======== Data supplied
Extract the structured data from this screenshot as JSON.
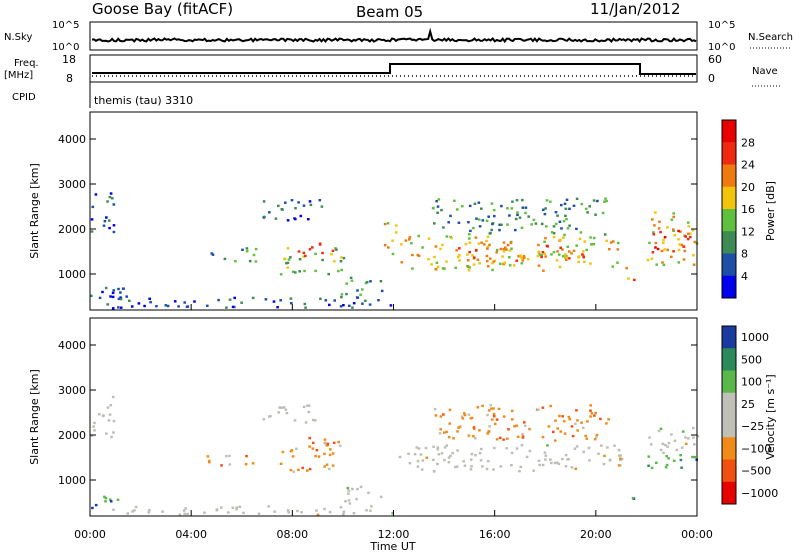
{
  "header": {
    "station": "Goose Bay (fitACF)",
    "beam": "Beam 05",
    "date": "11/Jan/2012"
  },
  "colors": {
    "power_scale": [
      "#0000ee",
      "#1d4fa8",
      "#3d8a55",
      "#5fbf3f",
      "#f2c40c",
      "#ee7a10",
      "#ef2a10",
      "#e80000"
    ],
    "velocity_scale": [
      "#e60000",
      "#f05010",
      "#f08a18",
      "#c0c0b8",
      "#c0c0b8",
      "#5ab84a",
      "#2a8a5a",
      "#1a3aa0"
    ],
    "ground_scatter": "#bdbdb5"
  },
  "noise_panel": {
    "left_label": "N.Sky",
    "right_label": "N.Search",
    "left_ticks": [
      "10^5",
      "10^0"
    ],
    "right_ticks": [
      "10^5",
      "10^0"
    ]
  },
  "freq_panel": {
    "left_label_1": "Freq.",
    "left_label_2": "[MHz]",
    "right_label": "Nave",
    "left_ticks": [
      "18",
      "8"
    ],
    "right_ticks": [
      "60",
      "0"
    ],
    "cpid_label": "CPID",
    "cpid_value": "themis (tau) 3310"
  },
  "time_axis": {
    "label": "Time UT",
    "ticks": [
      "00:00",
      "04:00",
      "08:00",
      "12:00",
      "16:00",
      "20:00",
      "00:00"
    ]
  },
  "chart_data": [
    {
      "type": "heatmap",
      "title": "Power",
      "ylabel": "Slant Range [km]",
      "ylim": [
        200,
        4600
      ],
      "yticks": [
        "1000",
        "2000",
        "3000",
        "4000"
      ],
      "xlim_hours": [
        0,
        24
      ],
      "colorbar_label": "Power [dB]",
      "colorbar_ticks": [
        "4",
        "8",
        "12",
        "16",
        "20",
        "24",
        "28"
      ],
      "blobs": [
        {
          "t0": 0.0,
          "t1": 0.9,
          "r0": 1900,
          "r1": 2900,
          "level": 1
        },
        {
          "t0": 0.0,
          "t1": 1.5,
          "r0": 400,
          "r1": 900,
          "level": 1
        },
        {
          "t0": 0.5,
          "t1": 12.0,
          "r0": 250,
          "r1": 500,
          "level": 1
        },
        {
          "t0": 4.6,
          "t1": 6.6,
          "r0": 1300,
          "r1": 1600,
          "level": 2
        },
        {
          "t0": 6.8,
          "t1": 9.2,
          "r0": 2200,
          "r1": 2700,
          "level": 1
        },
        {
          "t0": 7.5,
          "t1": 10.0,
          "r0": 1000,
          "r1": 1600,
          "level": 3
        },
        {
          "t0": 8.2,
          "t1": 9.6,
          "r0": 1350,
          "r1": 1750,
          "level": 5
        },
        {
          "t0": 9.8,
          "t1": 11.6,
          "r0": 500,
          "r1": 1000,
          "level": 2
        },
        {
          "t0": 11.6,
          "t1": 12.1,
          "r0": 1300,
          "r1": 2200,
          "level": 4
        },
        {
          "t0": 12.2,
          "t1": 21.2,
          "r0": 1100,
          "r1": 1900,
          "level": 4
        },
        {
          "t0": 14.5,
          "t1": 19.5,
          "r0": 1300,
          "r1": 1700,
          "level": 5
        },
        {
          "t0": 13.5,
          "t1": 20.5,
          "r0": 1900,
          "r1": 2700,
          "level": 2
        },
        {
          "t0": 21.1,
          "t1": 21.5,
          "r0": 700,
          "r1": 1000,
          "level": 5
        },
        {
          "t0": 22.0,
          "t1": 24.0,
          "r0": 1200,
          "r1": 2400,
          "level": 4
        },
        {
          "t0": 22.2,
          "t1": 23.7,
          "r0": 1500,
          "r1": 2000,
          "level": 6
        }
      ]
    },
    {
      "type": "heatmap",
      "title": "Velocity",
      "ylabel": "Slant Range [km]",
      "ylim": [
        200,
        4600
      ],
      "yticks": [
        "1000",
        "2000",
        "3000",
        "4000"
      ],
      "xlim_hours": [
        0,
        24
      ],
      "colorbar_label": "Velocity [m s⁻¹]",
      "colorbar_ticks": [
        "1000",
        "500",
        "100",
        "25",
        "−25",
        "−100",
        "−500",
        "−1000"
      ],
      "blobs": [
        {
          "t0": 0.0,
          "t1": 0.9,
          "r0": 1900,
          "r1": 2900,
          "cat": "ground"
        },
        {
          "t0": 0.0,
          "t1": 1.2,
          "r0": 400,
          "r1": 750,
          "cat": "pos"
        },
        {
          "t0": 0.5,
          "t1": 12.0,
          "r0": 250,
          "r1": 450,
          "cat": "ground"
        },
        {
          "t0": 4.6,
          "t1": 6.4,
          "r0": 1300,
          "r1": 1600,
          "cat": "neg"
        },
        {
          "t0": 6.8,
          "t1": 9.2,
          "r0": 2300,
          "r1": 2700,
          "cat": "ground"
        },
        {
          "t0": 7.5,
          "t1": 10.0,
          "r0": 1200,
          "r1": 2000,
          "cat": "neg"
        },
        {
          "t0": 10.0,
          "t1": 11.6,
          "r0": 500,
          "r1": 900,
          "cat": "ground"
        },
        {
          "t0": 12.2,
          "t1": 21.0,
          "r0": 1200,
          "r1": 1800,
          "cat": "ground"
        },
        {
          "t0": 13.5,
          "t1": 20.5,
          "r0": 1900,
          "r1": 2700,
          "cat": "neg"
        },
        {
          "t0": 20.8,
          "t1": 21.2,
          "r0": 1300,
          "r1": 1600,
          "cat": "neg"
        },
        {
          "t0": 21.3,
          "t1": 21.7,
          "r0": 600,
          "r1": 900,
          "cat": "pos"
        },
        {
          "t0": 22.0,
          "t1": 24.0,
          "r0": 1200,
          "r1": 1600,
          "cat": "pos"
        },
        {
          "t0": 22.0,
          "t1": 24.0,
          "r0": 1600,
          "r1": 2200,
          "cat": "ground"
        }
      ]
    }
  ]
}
================
======== Data supplied
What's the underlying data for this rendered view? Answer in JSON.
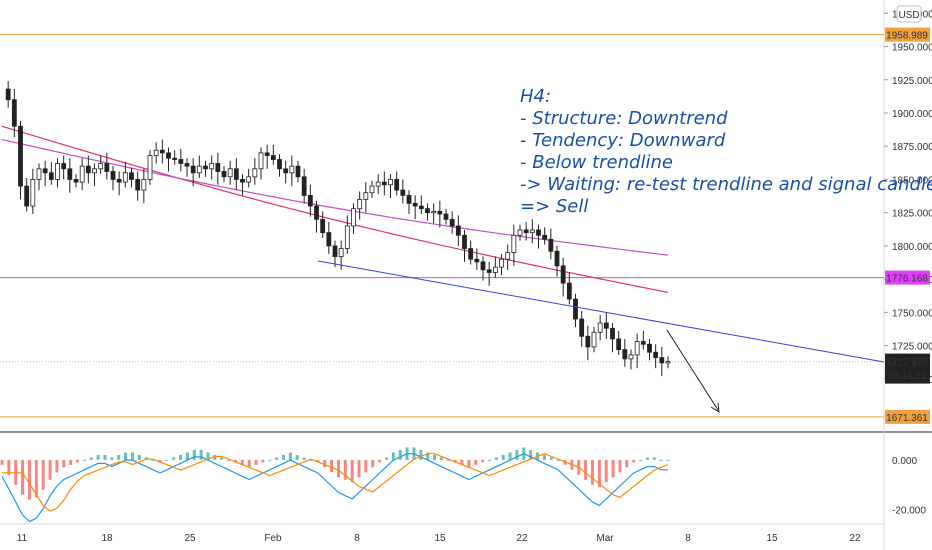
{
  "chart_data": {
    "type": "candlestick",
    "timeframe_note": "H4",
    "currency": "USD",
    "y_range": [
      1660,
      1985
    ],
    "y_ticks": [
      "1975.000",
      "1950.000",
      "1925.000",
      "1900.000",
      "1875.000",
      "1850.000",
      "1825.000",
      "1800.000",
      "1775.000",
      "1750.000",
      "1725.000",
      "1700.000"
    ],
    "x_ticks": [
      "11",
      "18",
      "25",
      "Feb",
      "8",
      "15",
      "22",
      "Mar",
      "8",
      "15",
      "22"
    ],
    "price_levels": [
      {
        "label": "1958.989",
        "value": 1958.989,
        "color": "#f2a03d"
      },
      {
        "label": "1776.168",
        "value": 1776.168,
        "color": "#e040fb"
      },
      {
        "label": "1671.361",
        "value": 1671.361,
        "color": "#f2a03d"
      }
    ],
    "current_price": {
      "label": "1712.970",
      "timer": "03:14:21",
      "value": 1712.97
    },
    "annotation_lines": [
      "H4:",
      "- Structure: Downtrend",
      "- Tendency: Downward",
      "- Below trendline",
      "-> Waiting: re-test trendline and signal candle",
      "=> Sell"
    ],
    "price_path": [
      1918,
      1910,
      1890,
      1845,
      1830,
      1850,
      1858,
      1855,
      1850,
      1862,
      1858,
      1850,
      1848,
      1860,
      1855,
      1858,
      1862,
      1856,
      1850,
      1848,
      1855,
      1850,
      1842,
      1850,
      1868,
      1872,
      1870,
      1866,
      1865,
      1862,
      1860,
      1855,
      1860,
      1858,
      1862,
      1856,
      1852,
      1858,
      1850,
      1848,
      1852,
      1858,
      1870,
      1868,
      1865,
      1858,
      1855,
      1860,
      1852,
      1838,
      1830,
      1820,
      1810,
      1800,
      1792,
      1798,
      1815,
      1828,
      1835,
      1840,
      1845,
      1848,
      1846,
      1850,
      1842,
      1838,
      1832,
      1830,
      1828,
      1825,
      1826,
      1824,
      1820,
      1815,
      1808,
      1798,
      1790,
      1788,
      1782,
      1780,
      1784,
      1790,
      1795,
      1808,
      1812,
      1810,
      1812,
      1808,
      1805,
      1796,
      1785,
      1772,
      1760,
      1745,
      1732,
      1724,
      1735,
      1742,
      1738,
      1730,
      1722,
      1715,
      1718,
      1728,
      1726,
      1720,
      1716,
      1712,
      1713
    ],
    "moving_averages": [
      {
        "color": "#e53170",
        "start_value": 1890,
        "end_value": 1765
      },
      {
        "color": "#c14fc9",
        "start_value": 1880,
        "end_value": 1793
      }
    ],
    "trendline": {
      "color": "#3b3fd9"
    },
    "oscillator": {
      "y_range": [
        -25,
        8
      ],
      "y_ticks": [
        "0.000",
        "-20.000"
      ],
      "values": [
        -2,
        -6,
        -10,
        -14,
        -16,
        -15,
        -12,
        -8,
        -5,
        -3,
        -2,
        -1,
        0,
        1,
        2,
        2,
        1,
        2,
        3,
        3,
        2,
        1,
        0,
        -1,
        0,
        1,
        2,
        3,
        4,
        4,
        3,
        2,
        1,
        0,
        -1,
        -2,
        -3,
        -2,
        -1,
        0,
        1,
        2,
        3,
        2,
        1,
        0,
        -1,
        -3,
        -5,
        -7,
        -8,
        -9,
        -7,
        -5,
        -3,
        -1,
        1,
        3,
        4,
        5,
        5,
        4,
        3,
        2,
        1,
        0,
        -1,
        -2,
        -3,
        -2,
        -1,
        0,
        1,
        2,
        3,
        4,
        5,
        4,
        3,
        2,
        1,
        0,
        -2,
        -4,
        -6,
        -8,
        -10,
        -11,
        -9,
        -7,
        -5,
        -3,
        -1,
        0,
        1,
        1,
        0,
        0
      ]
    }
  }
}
================
Look through the material and say how many lines hold "this". Give the number only.

2